### DATA ENTRIES
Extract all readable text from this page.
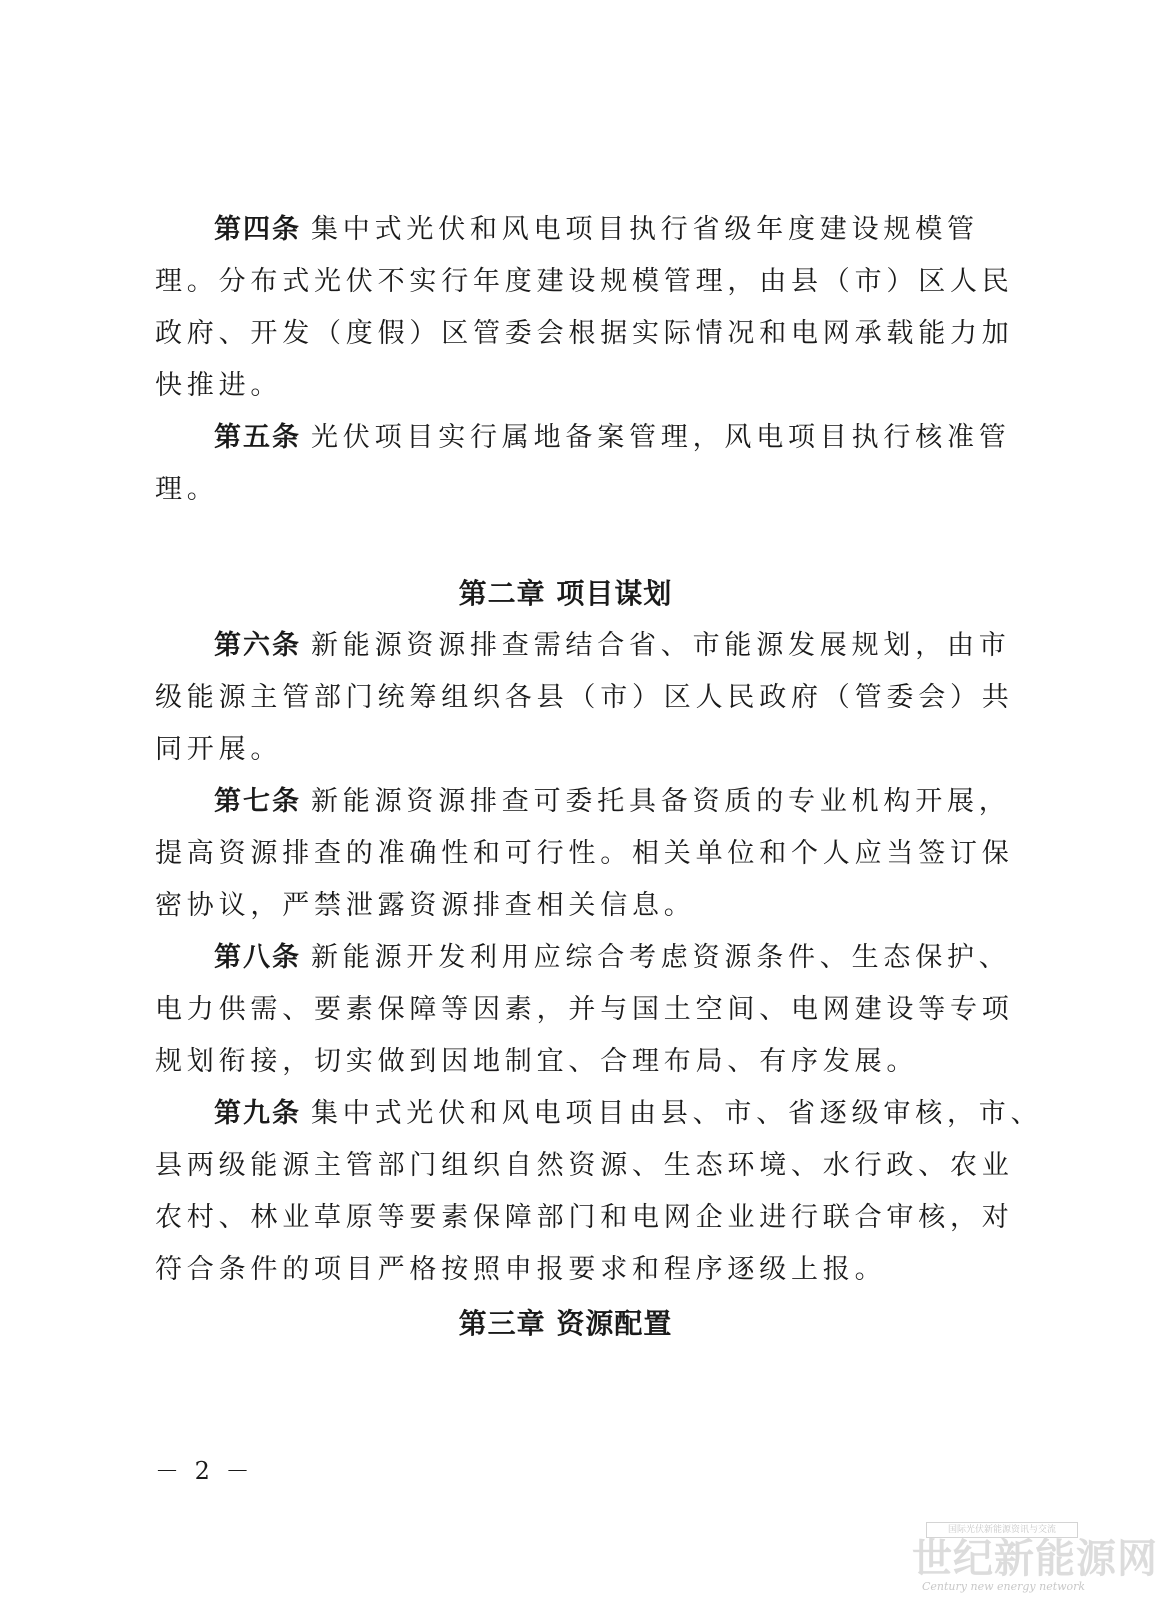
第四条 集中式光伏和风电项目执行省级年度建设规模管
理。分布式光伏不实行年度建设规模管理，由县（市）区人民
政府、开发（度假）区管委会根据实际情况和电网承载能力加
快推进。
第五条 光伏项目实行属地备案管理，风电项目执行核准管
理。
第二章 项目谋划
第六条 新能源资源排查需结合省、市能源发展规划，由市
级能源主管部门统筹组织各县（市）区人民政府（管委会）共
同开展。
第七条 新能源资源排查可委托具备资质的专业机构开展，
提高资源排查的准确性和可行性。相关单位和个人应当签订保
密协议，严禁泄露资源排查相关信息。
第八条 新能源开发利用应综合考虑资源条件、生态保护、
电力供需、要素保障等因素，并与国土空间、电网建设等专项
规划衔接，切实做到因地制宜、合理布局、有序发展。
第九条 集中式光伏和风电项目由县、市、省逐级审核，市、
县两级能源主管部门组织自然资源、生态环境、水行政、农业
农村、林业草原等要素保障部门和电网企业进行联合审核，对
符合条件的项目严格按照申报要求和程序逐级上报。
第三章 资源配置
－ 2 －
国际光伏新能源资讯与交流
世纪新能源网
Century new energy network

### REQUIRED WORK
Write out the records above exactly as they stand, leaving out every picture.

### OUTPUT FOR THIS TASK
Extract all readable text from this page.
第四条 集中式光伏和风电项目执行省级年度建设规模管
理。分布式光伏不实行年度建设规模管理，由县（市）区人民
政府、开发（度假）区管委会根据实际情况和电网承载能力加
快推进。
第五条 光伏项目实行属地备案管理，风电项目执行核准管
理。
第二章 项目谋划
第六条 新能源资源排查需结合省、市能源发展规划，由市
级能源主管部门统筹组织各县（市）区人民政府（管委会）共
同开展。
第七条 新能源资源排查可委托具备资质的专业机构开展，
提高资源排查的准确性和可行性。相关单位和个人应当签订保
密协议，严禁泄露资源排查相关信息。
第八条 新能源开发利用应综合考虑资源条件、生态保护、
电力供需、要素保障等因素，并与国土空间、电网建设等专项
规划衔接，切实做到因地制宜、合理布局、有序发展。
第九条 集中式光伏和风电项目由县、市、省逐级审核，市、
县两级能源主管部门组织自然资源、生态环境、水行政、农业
农村、林业草原等要素保障部门和电网企业进行联合审核，对
符合条件的项目严格按照申报要求和程序逐级上报。
第三章 资源配置
－ 2 －
国际光伏新能源资讯与交流
世纪新能源网
Century new energy network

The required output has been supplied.